Stated exercise 1: List every section heading in the text excerpt about Idriz Seferi, in the order they appear.
Stated exercise 2: Pick up the text about Idriz Seferi after its last sentence and continue it.

+++ Text excerpt +++

Idriz Seferi (14 March 1847 – 25 March 1927) was an Albanian leader and guerrilla fighter (rebel). During his 56 Year long military activity, he fought in 35 battles. A member of the League of Prizren and League of Peja, he was the right-hand man of Isa Boletini, with whom he organized the 1910 Uprising against the Ottoman Empire in the Kosovo Vilayet. After the suppression of the uprising, Seferi continued warfare, in the 1912 Uprising. In the First Balkan War, Boletini and Seferi rose up against Serbia, with whom they had previously been allies to during the 1910 and 1912 Uprisings, and continued to attack Serbian posts in the subsequent occupation and initial phase of World War I (1913-1915). In the second phase of the war (1916-1918), he led troops against Bulgarian forces.

Life

Early life
Idriz Seferi was born to a Muslim family in the village of Sefer (in modern-day Preševo, south Serbia), to the north of the mountain range known as Black Mountain of Skopje (, , ), at that time part of the Ottoman Kosovo Vilayet. Malcolm notes that there is some evidence he was in fact a crypto-Catholic. He joined the Albanian national movements at an early age, being a member of the League of Prizren (est. 1878) and the League of Peja (est. 1899).

Great Eastern Crisis 
During the Great Eastern Crisis, Idriz Seferi lead a Cheta of Albanian Kachak warriors, fighting against the Ottoman authorities and the Serbo-Bulgarian gangs. In May 1875, in a battle that took place near Presheva between his Cheta and an Ottoman expedition, he was wounded in the head twice by 2 Ottoman Bullets. While Operating in South Serbia, Idriz Seferi was captured by Ottomans and imprisoned in Niš. A Ottoman court, assessing him as a dangerous person, sentenced him to 101 years in prison. The situation created by the Russo-Ottoman war of 1877-1878 influenced his release from Niš prison in November 1877. As a result of this war, the Principality of Serbia, which joined the Russian army against the Ottoman Empire, had made progress towards the south, conquering the Sanjak of Niš, Pirot, Vranje, Leskovac and had reached Gjilan. Idriz Seferi with a Cheta of Albanian Kachak warriors, was fighting against the Serbian forces up to Vranje and Leskovac.

Plav War 
During the Plav War, Idriz Seferi commanded a group 100 Albanian Warriors, which participated in the Battle of Nokšić, where the Montenegrin army suffered a heavy defeat.

+++ Recorded information +++

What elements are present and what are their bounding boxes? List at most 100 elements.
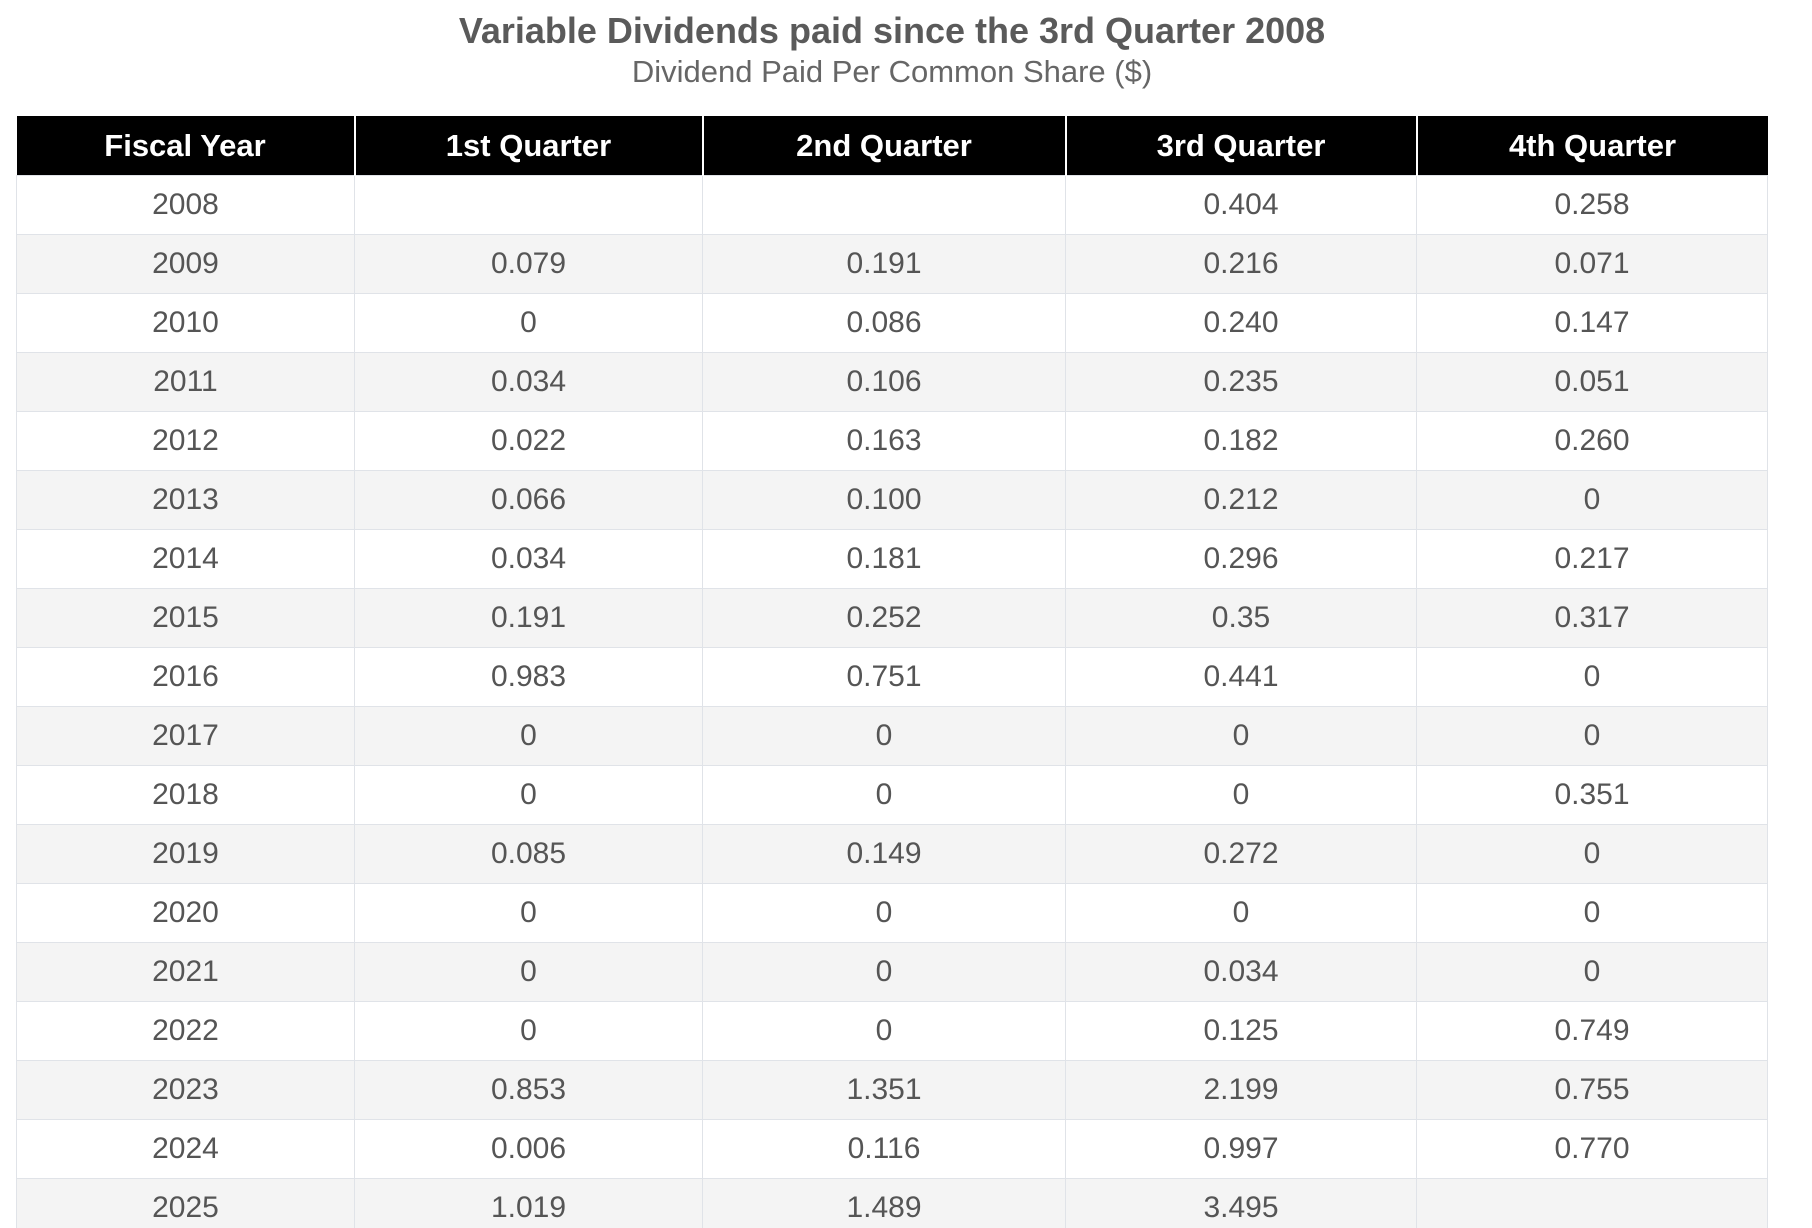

+++

Final answer 1:
Life
Early life
Great Eastern Crisis
Plav War

Final answer 2:
Albanian-Turkish War 1881 
On January 4, 1881, during the League of Prizren-Ottoman War, Idriz Seferi and his Cheta joined Albanian forces commanded by Sulejman Vokshi which attacked Skopje. During the Battle, Seferi and his men attacked the barracks of the Ottoman army from the northeastern part of the city. The Albanian League was victorious and took control of Skopje. After the liberation of Pristina by Sulejman Vokshi, Idriz Seferi with his men liberated Kumanovo on January 19, 1881, and Preševo on January 21, 1881. From there he headed towards Gjilan, which he liberated together with the forces of Ali Ibër Neza and Mic Sokoli. Idriz Seferi resisted the forces of Dervish Pasha, who were trying to regain control over Gjilan. He participated in Battles against the Ottomans in Carraleva, Shtime and Slivovo, before withdrawing and taking refuge with his Cheta into the Karadak Mountains.

1893 Uprising 
After the end of the League of Prizren, Idriz Seferi continued his resistance against the Ottomans. Thus, in 1893, together with 100 Kachaks from Karadak, he took part in the uprising that had erupted in Drenica and Shala e Bajgorës. During the Uprising he came into contact with Haxhi Zeka, who had promised him that he would support him in his fight in the eastern provinces of Kosovo.

Macedonian Struggle 
In 1907, during the Macedonian Struggle, Idriz Seferi came into conflict with Serbian Chetniks that were operating in Eastern Kosovo. In July he fought and killed Dragoljub Nikolić and Rade Radivojević, both high ranking Serbian Chetniks, alongside their entire Četa in Pasjane and Gjylekar.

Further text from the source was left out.